*** The data ***
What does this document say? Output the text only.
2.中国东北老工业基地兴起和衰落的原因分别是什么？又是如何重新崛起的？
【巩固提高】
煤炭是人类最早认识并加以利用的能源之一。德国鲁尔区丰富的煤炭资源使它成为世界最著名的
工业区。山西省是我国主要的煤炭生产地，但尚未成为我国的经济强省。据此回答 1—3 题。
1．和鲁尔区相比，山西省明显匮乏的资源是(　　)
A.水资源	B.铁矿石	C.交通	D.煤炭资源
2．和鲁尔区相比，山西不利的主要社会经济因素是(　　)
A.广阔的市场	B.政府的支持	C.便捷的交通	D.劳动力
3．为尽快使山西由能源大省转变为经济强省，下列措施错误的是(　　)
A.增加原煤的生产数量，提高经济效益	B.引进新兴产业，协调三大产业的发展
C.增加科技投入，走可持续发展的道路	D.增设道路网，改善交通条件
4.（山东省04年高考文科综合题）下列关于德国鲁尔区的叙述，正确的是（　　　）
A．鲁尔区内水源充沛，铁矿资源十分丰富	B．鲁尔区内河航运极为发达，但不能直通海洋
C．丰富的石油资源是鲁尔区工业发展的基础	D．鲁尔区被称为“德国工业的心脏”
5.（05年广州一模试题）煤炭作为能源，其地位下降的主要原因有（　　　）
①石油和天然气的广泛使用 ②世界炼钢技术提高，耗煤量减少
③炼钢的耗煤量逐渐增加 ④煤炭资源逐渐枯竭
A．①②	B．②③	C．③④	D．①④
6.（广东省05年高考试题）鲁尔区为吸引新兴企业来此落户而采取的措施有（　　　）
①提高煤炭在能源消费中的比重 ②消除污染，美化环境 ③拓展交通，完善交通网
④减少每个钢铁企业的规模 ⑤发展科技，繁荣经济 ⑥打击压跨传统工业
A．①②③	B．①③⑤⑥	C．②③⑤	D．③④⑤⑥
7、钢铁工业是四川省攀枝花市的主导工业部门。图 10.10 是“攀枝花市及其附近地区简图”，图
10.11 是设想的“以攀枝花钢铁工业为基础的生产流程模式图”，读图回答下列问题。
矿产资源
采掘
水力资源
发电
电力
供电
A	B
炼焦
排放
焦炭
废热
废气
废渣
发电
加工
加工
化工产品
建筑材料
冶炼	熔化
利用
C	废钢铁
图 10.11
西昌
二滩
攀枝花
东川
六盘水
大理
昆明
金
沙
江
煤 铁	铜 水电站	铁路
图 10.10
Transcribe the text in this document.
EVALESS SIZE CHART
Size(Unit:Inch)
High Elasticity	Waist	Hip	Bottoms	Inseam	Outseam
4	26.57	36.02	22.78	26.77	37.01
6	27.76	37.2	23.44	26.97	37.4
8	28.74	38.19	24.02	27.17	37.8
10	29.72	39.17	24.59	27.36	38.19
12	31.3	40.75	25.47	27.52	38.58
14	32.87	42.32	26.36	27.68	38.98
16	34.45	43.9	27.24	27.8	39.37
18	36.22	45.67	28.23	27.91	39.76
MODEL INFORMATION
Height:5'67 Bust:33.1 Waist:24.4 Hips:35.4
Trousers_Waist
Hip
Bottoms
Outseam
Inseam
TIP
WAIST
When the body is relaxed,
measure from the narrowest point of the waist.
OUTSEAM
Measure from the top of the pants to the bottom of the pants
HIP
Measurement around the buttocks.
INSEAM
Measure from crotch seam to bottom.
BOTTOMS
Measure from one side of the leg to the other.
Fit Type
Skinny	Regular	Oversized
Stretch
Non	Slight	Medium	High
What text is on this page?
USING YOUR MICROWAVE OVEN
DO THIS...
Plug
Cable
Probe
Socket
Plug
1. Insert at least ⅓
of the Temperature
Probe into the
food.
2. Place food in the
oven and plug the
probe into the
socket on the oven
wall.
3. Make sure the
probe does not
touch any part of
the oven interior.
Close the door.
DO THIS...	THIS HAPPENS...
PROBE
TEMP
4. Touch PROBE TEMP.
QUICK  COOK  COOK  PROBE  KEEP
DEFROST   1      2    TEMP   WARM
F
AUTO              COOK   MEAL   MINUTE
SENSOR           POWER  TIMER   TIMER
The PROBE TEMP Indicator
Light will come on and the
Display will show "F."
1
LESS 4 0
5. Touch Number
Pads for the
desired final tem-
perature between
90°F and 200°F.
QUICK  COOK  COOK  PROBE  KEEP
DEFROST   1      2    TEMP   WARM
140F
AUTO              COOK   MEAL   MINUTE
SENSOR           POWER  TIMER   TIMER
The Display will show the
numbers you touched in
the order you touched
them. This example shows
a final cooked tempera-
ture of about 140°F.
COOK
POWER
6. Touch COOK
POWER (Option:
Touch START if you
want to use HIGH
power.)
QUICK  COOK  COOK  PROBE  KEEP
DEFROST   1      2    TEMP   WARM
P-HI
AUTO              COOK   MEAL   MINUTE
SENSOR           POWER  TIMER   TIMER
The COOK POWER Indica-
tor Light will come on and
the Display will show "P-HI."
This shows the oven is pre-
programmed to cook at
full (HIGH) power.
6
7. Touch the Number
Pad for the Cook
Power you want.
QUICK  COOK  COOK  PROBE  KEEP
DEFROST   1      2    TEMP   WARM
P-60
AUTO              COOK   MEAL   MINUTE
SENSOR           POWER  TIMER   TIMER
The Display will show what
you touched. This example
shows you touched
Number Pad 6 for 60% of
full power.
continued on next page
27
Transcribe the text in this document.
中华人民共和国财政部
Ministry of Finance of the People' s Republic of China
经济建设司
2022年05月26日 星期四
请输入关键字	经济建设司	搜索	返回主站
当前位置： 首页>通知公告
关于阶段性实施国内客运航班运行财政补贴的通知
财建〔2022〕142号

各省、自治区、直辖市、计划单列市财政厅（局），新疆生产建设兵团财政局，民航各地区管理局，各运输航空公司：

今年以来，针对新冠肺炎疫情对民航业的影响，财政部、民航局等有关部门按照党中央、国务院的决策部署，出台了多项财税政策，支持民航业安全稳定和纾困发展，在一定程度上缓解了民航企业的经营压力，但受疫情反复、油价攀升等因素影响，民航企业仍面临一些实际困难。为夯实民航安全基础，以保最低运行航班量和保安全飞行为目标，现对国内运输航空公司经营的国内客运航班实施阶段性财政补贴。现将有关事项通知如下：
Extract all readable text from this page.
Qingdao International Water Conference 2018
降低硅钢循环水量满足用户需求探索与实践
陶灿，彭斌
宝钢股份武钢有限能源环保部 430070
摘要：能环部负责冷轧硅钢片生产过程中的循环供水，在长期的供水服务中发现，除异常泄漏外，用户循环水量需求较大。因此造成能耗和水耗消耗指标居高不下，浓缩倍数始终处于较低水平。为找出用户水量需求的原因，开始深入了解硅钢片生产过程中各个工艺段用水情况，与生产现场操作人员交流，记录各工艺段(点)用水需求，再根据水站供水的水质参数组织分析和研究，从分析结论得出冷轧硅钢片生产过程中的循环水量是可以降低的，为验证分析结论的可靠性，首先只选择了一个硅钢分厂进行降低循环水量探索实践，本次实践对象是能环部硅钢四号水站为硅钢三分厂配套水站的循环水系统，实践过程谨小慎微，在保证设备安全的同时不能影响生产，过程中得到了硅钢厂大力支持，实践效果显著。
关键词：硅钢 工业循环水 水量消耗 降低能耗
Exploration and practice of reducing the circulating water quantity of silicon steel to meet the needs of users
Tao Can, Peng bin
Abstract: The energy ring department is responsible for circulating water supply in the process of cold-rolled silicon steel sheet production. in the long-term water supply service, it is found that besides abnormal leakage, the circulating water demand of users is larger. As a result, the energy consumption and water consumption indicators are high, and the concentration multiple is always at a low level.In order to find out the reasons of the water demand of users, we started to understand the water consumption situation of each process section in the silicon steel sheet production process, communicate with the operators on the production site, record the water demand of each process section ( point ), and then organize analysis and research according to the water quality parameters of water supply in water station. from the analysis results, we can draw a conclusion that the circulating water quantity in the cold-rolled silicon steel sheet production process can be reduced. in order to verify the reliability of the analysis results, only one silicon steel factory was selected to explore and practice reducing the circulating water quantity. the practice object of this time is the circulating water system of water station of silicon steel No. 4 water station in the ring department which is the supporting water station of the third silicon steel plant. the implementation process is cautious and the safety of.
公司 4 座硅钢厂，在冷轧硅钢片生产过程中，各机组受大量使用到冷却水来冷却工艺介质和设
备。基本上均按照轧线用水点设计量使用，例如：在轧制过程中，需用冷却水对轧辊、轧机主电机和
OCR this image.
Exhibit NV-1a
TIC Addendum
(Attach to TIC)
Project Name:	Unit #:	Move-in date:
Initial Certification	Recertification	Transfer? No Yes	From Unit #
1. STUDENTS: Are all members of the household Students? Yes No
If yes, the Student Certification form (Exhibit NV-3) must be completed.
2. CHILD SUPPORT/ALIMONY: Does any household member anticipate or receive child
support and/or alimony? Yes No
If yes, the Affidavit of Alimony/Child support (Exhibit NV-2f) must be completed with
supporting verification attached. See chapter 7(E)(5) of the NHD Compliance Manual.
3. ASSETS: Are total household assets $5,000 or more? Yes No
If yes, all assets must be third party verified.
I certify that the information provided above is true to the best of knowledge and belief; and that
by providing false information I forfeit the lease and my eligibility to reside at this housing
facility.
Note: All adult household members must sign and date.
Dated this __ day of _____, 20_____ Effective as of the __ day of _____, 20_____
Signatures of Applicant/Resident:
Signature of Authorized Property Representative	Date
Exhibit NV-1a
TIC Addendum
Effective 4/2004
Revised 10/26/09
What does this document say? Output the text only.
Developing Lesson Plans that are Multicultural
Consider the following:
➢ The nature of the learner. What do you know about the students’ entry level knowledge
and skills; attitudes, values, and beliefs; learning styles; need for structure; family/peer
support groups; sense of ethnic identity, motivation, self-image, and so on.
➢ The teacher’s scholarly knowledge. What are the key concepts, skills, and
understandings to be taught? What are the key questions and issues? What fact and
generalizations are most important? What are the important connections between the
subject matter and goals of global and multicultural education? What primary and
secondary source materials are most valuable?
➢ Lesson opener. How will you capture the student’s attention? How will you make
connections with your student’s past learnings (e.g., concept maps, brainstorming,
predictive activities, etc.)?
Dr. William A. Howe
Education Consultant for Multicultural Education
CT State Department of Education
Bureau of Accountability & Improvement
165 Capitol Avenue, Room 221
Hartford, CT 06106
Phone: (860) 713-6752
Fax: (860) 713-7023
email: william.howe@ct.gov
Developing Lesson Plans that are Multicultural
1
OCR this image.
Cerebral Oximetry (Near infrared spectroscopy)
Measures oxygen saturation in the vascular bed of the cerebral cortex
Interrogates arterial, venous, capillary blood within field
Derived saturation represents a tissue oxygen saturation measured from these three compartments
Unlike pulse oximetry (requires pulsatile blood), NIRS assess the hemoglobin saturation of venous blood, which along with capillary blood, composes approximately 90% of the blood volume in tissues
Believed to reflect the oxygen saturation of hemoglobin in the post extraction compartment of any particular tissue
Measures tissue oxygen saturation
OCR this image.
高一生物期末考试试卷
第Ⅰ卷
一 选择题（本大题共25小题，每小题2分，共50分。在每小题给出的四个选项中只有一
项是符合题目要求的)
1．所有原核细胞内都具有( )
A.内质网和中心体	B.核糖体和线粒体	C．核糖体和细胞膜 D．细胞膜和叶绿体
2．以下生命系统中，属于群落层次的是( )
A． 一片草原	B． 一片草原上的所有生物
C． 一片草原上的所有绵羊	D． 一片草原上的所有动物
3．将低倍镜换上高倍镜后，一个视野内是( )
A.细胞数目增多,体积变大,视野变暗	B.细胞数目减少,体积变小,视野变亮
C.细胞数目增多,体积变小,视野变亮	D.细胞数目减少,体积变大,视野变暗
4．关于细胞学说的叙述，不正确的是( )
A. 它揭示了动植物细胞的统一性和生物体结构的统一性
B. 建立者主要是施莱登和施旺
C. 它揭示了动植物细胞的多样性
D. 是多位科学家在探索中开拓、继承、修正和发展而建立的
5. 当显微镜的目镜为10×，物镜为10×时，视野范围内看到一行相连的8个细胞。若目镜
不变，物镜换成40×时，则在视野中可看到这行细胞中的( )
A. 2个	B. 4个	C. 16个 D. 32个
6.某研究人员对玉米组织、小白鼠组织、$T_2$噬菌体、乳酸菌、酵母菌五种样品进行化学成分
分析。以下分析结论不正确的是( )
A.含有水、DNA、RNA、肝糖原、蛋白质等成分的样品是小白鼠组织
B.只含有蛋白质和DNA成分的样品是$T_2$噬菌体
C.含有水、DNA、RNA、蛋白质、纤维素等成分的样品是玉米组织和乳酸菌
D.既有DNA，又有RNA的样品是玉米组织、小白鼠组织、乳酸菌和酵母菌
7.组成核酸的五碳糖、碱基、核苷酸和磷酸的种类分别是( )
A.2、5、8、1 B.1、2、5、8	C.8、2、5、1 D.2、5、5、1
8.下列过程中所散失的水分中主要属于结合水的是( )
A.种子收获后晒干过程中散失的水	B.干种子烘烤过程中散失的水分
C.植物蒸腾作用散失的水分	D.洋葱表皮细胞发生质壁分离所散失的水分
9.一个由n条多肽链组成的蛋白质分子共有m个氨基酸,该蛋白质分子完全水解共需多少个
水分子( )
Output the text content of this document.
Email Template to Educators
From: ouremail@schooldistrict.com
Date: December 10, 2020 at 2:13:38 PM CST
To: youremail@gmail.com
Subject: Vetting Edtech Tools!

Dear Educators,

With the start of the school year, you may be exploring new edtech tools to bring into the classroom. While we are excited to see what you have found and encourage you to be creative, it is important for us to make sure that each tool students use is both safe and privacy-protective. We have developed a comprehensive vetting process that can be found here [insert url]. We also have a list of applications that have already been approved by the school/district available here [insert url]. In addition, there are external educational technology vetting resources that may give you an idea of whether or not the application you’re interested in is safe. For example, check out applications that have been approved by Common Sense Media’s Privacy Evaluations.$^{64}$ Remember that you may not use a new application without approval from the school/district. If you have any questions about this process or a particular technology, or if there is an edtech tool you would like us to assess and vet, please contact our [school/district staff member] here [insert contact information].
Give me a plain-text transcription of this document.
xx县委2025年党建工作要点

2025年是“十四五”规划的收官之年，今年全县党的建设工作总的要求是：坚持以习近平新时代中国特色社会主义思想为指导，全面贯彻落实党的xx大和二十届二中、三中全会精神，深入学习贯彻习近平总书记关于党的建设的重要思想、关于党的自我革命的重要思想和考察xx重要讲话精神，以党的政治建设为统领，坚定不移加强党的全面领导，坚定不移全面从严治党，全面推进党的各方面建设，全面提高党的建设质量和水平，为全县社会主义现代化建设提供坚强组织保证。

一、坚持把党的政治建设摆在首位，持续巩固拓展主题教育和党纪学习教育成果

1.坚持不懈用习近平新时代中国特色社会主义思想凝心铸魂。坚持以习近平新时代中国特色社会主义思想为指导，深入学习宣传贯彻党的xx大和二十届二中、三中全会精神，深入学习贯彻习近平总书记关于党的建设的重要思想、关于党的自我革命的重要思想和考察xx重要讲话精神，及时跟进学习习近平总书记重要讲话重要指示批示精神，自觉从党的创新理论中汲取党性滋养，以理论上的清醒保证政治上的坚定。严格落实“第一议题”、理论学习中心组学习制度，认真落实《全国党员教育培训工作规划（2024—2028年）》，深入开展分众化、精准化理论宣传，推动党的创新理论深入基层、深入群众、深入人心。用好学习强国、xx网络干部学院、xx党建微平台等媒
***
* What you have to do *
Identify which lines contain the word "坚持以习近平新时代中国特色社会主义思想为指导" and copy each one.

* Result of this exercise *
2025年是“十四五”规划的收官之年，今年全县党的建设工作总的要求是：坚持以习近平新时代中国特色社会主义思想为指导，全面贯彻落实党的xx大和二十届二中、三中全会精神，深入学习贯彻习近平总书记关于党的建设的重要思想、关于党的自我革命的重要思想和考察xx重要讲话精神，以党的政治建设为统领，坚定不移加强党的全面领导，坚定不移全面从严治党，全面推进党的各方面建设，全面提高党的建设质量和水平，为全县社会主义现代化建设提供坚强组织保证。
1.坚持不懈用习近平新时代中国特色社会主义思想凝心铸魂。坚持以习近平新时代中国特色社会主义思想为指导，深入学习宣传贯彻党的xx大和二十届二中、三中全会精神，深入学习贯彻习近平总书记关于党的建设的重要思想、关于党的自我革命的重要思想和考察xx重要讲话精神，及时跟进学习习近平总书记重要讲话重要指示批示精神，自觉从党的创新理论中汲取党性滋养，以理论上的清醒保证政治上的坚定。严格落实“第一议题”、理论学习中心组学习制度，认真落实《全国党员教育培训工作规划（2024—2028年）》，深入开展分众化、精准化理论宣传，推动党的创新理论深入基层、深入群众、深入人心。用好学习强国、xx网络干部学院、xx党建微平台等媒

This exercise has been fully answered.